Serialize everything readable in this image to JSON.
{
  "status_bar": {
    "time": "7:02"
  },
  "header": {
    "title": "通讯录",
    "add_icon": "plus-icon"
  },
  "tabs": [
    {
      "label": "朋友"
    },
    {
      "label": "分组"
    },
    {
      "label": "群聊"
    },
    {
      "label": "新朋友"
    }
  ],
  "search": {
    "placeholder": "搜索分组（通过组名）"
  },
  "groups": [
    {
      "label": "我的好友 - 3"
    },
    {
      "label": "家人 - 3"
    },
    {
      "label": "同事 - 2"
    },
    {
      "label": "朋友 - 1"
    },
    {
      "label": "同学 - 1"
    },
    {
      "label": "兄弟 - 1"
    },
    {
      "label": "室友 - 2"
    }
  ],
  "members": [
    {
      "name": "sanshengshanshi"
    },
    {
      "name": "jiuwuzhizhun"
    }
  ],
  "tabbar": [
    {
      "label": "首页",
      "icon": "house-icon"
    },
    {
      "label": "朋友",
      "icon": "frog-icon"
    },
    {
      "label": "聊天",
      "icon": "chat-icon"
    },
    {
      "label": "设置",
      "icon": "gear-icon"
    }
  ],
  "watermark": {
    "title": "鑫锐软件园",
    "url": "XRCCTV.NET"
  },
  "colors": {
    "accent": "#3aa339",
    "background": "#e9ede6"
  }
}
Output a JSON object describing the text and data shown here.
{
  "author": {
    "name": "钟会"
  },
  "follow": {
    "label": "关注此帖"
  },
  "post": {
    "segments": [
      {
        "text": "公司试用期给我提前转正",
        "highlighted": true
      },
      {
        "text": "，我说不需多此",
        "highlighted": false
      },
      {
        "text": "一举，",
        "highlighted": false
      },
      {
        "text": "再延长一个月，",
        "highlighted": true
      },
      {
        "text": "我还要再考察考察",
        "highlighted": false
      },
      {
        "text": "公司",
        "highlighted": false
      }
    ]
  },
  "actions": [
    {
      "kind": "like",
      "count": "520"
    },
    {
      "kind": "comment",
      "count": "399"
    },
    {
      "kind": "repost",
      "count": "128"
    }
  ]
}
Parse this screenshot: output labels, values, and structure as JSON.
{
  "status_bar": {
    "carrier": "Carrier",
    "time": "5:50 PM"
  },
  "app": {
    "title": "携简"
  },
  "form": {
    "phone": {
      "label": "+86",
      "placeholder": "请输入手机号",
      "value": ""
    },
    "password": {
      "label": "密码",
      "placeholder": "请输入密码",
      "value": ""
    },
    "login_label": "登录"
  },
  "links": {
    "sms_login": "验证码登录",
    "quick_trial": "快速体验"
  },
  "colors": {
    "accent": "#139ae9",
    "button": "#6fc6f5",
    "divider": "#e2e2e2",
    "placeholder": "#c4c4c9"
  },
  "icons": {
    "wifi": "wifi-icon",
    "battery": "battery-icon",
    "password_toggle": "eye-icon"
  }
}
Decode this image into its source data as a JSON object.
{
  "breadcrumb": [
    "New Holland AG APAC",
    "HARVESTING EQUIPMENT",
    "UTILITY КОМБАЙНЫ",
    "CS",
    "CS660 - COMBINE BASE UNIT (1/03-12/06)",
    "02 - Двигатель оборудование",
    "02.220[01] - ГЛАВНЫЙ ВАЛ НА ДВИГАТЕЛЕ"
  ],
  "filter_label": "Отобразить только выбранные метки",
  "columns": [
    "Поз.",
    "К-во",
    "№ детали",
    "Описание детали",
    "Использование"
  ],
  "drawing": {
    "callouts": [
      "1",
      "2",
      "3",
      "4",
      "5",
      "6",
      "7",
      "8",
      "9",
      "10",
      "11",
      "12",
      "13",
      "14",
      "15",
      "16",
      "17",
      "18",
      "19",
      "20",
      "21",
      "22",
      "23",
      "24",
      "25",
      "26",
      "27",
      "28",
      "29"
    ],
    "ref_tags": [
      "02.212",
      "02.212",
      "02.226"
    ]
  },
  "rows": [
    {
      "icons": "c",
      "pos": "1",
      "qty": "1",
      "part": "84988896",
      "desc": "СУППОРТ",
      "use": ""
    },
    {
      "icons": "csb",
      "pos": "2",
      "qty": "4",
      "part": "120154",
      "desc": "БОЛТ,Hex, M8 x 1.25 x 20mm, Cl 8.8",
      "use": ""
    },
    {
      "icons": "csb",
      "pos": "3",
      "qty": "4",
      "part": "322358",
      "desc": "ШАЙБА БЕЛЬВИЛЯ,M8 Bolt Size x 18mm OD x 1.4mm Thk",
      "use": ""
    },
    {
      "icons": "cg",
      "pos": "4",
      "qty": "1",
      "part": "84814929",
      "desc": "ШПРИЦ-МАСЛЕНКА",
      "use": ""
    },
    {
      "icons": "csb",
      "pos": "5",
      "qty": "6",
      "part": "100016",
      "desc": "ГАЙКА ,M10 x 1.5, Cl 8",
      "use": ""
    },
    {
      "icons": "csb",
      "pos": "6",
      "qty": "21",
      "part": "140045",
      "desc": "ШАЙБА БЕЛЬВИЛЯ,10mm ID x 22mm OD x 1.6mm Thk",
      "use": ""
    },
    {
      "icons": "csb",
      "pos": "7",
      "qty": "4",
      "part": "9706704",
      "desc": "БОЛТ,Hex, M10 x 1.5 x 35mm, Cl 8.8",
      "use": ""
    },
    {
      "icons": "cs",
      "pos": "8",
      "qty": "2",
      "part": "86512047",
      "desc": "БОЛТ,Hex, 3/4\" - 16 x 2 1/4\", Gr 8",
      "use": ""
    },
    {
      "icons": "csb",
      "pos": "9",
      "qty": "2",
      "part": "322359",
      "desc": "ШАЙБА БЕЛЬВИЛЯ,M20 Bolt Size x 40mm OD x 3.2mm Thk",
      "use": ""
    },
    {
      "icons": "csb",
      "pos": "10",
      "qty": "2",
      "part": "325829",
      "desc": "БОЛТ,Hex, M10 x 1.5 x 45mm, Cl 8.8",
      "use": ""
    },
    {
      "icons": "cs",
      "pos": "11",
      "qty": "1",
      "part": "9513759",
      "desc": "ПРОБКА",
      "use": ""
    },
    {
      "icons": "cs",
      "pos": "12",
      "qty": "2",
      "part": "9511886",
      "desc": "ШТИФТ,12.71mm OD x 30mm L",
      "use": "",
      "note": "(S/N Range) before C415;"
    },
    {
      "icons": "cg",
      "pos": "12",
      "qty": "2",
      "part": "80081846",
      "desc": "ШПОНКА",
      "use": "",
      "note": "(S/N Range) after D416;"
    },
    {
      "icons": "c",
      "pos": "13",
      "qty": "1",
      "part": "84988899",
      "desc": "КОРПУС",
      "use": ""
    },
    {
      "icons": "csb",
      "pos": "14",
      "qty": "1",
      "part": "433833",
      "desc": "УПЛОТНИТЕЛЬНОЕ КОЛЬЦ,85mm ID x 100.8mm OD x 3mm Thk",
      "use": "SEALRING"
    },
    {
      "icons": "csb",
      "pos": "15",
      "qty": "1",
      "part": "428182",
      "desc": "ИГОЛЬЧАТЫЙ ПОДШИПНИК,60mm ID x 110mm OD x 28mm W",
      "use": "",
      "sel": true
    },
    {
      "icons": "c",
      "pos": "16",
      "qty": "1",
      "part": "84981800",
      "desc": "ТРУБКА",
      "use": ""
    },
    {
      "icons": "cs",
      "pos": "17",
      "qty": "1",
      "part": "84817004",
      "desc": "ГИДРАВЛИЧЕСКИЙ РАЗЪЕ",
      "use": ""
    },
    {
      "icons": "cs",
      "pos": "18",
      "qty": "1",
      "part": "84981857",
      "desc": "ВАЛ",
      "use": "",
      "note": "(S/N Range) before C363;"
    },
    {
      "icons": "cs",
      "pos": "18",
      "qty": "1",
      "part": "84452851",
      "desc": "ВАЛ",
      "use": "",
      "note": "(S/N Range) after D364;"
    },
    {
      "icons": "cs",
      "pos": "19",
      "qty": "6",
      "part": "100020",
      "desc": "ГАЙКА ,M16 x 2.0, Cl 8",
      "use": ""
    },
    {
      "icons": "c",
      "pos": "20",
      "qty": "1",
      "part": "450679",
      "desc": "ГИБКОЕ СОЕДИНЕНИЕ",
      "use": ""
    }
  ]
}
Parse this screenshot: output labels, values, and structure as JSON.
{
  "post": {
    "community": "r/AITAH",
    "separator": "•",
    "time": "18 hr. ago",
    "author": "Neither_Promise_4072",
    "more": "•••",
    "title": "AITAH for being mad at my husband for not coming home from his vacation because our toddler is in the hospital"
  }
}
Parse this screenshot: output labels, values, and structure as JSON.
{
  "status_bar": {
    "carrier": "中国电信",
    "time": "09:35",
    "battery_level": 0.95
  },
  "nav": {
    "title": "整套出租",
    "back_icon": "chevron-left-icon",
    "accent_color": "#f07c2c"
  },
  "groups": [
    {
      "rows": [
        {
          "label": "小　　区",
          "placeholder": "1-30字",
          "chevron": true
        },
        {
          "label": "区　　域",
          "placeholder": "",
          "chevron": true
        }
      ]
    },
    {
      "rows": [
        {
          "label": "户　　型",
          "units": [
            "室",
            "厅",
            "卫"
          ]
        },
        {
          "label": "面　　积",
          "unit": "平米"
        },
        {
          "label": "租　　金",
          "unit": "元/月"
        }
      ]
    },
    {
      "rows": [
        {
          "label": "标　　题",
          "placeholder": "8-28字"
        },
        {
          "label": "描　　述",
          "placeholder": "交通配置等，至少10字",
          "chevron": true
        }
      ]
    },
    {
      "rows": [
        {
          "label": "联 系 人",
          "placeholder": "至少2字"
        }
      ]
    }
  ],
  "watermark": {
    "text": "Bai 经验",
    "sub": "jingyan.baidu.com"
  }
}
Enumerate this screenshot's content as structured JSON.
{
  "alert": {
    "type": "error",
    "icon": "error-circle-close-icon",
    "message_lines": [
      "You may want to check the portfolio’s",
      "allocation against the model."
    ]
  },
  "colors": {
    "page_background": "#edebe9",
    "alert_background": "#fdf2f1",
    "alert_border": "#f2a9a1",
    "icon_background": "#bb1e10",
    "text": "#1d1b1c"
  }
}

++++++++++

[What is expected] Only the number should be given: how many lines of the data contain the word "time"?

[The result] 4